- DATA FOR PROCESSING:
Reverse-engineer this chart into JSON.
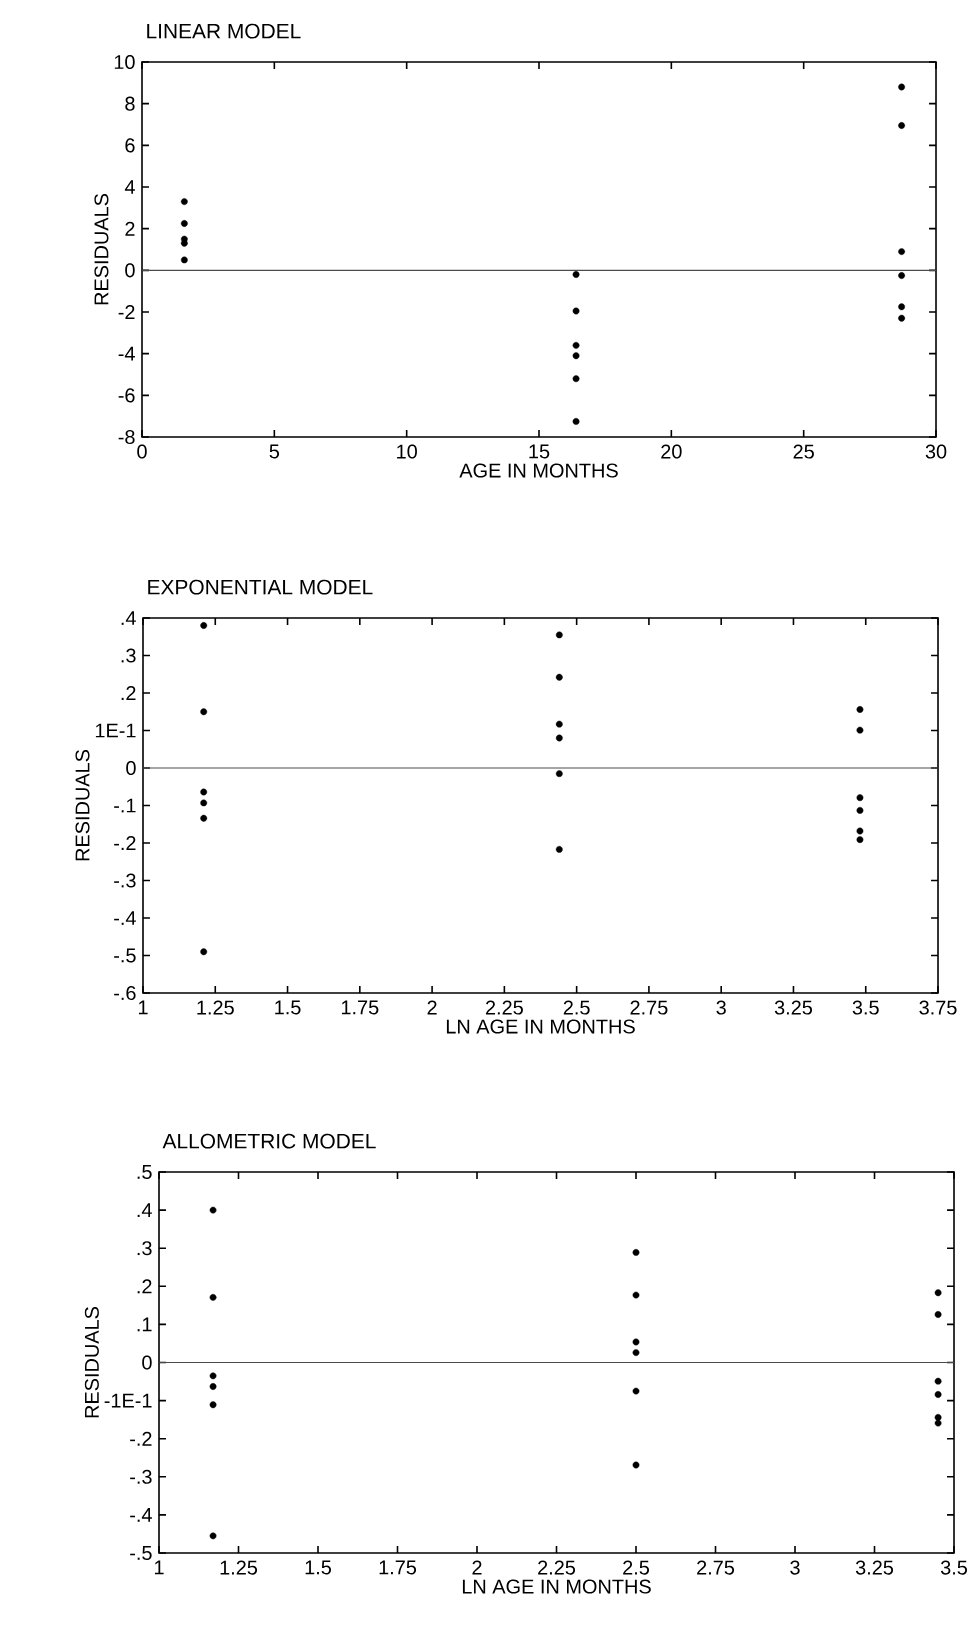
{
  "chart_data": [
    {
      "type": "scatter",
      "title": "LINEAR MODEL",
      "xlabel": "AGE IN MONTHS",
      "ylabel": "RESIDUALS",
      "marker": "circle",
      "xlim": [
        0,
        30
      ],
      "ylim": [
        -8,
        10
      ],
      "xticks": [
        0,
        5,
        10,
        15,
        20,
        25,
        30
      ],
      "yticks": [
        -8,
        -6,
        -4,
        -2,
        0,
        2,
        4,
        6,
        8,
        10
      ],
      "ref_lines": [
        {
          "axis": "y",
          "value": 0
        }
      ],
      "series": [
        {
          "color": "#000000",
          "x": [
            1.6,
            1.6,
            1.6,
            1.6,
            1.6,
            16.4,
            16.4,
            16.4,
            16.4,
            16.4,
            16.4,
            28.7,
            28.7,
            28.7,
            28.7,
            28.7,
            28.7
          ],
          "values": [
            3.3,
            2.25,
            1.5,
            1.3,
            0.5,
            -0.2,
            -1.95,
            -3.6,
            -4.1,
            -5.2,
            -7.25,
            8.8,
            6.95,
            0.9,
            -0.25,
            -1.75,
            -2.3
          ]
        }
      ]
    },
    {
      "type": "scatter",
      "title": "EXPONENTIAL MODEL",
      "xlabel": "LN AGE IN MONTHS",
      "ylabel": "RESIDUALS",
      "marker": "circle",
      "xlim": [
        1,
        3.75
      ],
      "ylim": [
        -0.6,
        0.4
      ],
      "xticks": [
        1,
        1.25,
        1.5,
        1.75,
        2,
        2.25,
        2.5,
        2.75,
        3,
        3.25,
        3.5,
        3.75
      ],
      "yticks": [
        {
          "value": -0.6,
          "label": "-.6"
        },
        {
          "value": -0.5,
          "label": "-.5"
        },
        {
          "value": -0.4,
          "label": "-.4"
        },
        {
          "value": -0.3,
          "label": "-.3"
        },
        {
          "value": -0.2,
          "label": "-.2"
        },
        {
          "value": -0.1,
          "label": "-.1"
        },
        0,
        {
          "value": 0.1,
          "label": "1E-1"
        },
        {
          "value": 0.2,
          "label": ".2"
        },
        {
          "value": 0.3,
          "label": ".3"
        },
        {
          "value": 0.4,
          "label": ".4"
        }
      ],
      "ref_lines": [
        {
          "axis": "y",
          "value": 0
        }
      ],
      "series": [
        {
          "color": "#000000",
          "x": [
            1.21,
            1.21,
            1.21,
            1.21,
            1.21,
            1.21,
            2.44,
            2.44,
            2.44,
            2.44,
            2.44,
            2.44,
            3.48,
            3.48,
            3.48,
            3.48,
            3.48,
            3.48
          ],
          "values": [
            0.38,
            0.15,
            -0.064,
            -0.093,
            -0.134,
            -0.49,
            0.355,
            0.242,
            0.117,
            0.08,
            -0.015,
            -0.217,
            0.156,
            0.101,
            -0.079,
            -0.113,
            -0.168,
            -0.191
          ]
        }
      ]
    },
    {
      "type": "scatter",
      "title": "ALLOMETRIC MODEL",
      "xlabel": "LN AGE IN MONTHS",
      "ylabel": "RESIDUALS",
      "marker": "circle",
      "xlim": [
        1,
        3.5
      ],
      "ylim": [
        -0.5,
        0.5
      ],
      "xticks": [
        1,
        1.25,
        1.5,
        1.75,
        2,
        2.25,
        2.5,
        2.75,
        3,
        3.25,
        3.5
      ],
      "yticks": [
        {
          "value": -0.5,
          "label": "-.5"
        },
        {
          "value": -0.4,
          "label": "-.4"
        },
        {
          "value": -0.3,
          "label": "-.3"
        },
        {
          "value": -0.2,
          "label": "-.2"
        },
        {
          "value": -0.1,
          "label": "-1E-1"
        },
        0,
        {
          "value": 0.1,
          "label": ".1"
        },
        {
          "value": 0.2,
          "label": ".2"
        },
        {
          "value": 0.3,
          "label": ".3"
        },
        {
          "value": 0.4,
          "label": ".4"
        },
        {
          "value": 0.5,
          "label": ".5"
        }
      ],
      "ref_lines": [
        {
          "axis": "y",
          "value": 0
        }
      ],
      "series": [
        {
          "color": "#000000",
          "x": [
            1.17,
            1.17,
            1.17,
            1.17,
            1.17,
            1.17,
            2.5,
            2.5,
            2.5,
            2.5,
            2.5,
            2.5,
            3.45,
            3.45,
            3.45,
            3.45,
            3.45,
            3.45
          ],
          "values": [
            0.4,
            0.171,
            -0.035,
            -0.063,
            -0.111,
            -0.455,
            0.289,
            0.177,
            0.054,
            0.026,
            -0.075,
            -0.269,
            0.183,
            0.126,
            -0.049,
            -0.084,
            -0.144,
            -0.159
          ]
        }
      ]
    }
  ]
}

- WHAT THIS TASK INVOLVES: Omit every picture, and otherwise quote the entries exactly.

- SOLUTION TO THIS EXERCISE:
Reverse-engineer this chart into JSON.
{
  "chart_data": [
    {
      "type": "scatter",
      "title": "LINEAR MODEL",
      "xlabel": "AGE IN MONTHS",
      "ylabel": "RESIDUALS",
      "marker": "circle",
      "xlim": [
        0,
        30
      ],
      "ylim": [
        -8,
        10
      ],
      "xticks": [
        0,
        5,
        10,
        15,
        20,
        25,
        30
      ],
      "yticks": [
        -8,
        -6,
        -4,
        -2,
        0,
        2,
        4,
        6,
        8,
        10
      ],
      "ref_lines": [
        {
          "axis": "y",
          "value": 0
        }
      ],
      "series": [
        {
          "color": "#000000",
          "x": [
            1.6,
            1.6,
            1.6,
            1.6,
            1.6,
            16.4,
            16.4,
            16.4,
            16.4,
            16.4,
            16.4,
            28.7,
            28.7,
            28.7,
            28.7,
            28.7,
            28.7
          ],
          "values": [
            3.3,
            2.25,
            1.5,
            1.3,
            0.5,
            -0.2,
            -1.95,
            -3.6,
            -4.1,
            -5.2,
            -7.25,
            8.8,
            6.95,
            0.9,
            -0.25,
            -1.75,
            -2.3
          ]
        }
      ]
    },
    {
      "type": "scatter",
      "title": "EXPONENTIAL MODEL",
      "xlabel": "LN AGE IN MONTHS",
      "ylabel": "RESIDUALS",
      "marker": "circle",
      "xlim": [
        1,
        3.75
      ],
      "ylim": [
        -0.6,
        0.4
      ],
      "xticks": [
        1,
        1.25,
        1.5,
        1.75,
        2,
        2.25,
        2.5,
        2.75,
        3,
        3.25,
        3.5,
        3.75
      ],
      "yticks": [
        {
          "value": -0.6,
          "label": "-.6"
        },
        {
          "value": -0.5,
          "label": "-.5"
        },
        {
          "value": -0.4,
          "label": "-.4"
        },
        {
          "value": -0.3,
          "label": "-.3"
        },
        {
          "value": -0.2,
          "label": "-.2"
        },
        {
          "value": -0.1,
          "label": "-.1"
        },
        0,
        {
          "value": 0.1,
          "label": "1E-1"
        },
        {
          "value": 0.2,
          "label": ".2"
        },
        {
          "value": 0.3,
          "label": ".3"
        },
        {
          "value": 0.4,
          "label": ".4"
        }
      ],
      "ref_lines": [
        {
          "axis": "y",
          "value": 0
        }
      ],
      "series": [
        {
          "color": "#000000",
          "x": [
            1.21,
            1.21,
            1.21,
            1.21,
            1.21,
            1.21,
            2.44,
            2.44,
            2.44,
            2.44,
            2.44,
            2.44,
            3.48,
            3.48,
            3.48,
            3.48,
            3.48,
            3.48
          ],
          "values": [
            0.38,
            0.15,
            -0.064,
            -0.093,
            -0.134,
            -0.49,
            0.355,
            0.242,
            0.117,
            0.08,
            -0.015,
            -0.217,
            0.156,
            0.101,
            -0.079,
            -0.113,
            -0.168,
            -0.191
          ]
        }
      ]
    },
    {
      "type": "scatter",
      "title": "ALLOMETRIC MODEL",
      "xlabel": "LN AGE IN MONTHS",
      "ylabel": "RESIDUALS",
      "marker": "circle",
      "xlim": [
        1,
        3.5
      ],
      "ylim": [
        -0.5,
        0.5
      ],
      "xticks": [
        1,
        1.25,
        1.5,
        1.75,
        2,
        2.25,
        2.5,
        2.75,
        3,
        3.25,
        3.5
      ],
      "yticks": [
        {
          "value": -0.5,
          "label": "-.5"
        },
        {
          "value": -0.4,
          "label": "-.4"
        },
        {
          "value": -0.3,
          "label": "-.3"
        },
        {
          "value": -0.2,
          "label": "-.2"
        },
        {
          "value": -0.1,
          "label": "-1E-1"
        },
        0,
        {
          "value": 0.1,
          "label": ".1"
        },
        {
          "value": 0.2,
          "label": ".2"
        },
        {
          "value": 0.3,
          "label": ".3"
        },
        {
          "value": 0.4,
          "label": ".4"
        },
        {
          "value": 0.5,
          "label": ".5"
        }
      ],
      "ref_lines": [
        {
          "axis": "y",
          "value": 0
        }
      ],
      "series": [
        {
          "color": "#000000",
          "x": [
            1.17,
            1.17,
            1.17,
            1.17,
            1.17,
            1.17,
            2.5,
            2.5,
            2.5,
            2.5,
            2.5,
            2.5,
            3.45,
            3.45,
            3.45,
            3.45,
            3.45,
            3.45
          ],
          "values": [
            0.4,
            0.171,
            -0.035,
            -0.063,
            -0.111,
            -0.455,
            0.289,
            0.177,
            0.054,
            0.026,
            -0.075,
            -0.269,
            0.183,
            0.126,
            -0.049,
            -0.084,
            -0.144,
            -0.159
          ]
        }
      ]
    }
  ]
}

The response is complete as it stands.